Task prompt:
Reproduce every line of the items below verbatim, keeping each line unchanged and in its original order.

Listed entries:
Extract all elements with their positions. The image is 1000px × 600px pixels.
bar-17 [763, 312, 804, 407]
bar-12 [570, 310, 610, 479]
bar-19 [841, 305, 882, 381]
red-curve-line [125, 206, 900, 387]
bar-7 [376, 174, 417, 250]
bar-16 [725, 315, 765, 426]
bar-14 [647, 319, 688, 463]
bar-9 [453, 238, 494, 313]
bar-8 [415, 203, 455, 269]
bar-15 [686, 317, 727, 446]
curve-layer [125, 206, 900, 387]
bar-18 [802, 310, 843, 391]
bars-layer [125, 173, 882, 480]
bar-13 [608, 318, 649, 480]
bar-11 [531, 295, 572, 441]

Task solution:
Extract all elements with their positions. The image is 1000px × 600px pixels.
bar-17 [763, 312, 804, 407]
bar-12 [570, 310, 610, 479]
bar-19 [841, 305, 882, 381]
red-curve-line [125, 206, 900, 387]
bar-7 [376, 174, 417, 250]
bar-16 [725, 315, 765, 426]
bar-14 [647, 319, 688, 463]
bar-9 [453, 238, 494, 313]
bar-8 [415, 203, 455, 269]
bar-15 [686, 317, 727, 446]
curve-layer [125, 206, 900, 387]
bar-18 [802, 310, 843, 391]
bars-layer [125, 173, 882, 480]
bar-13 [608, 318, 649, 480]
bar-11 [531, 295, 572, 441]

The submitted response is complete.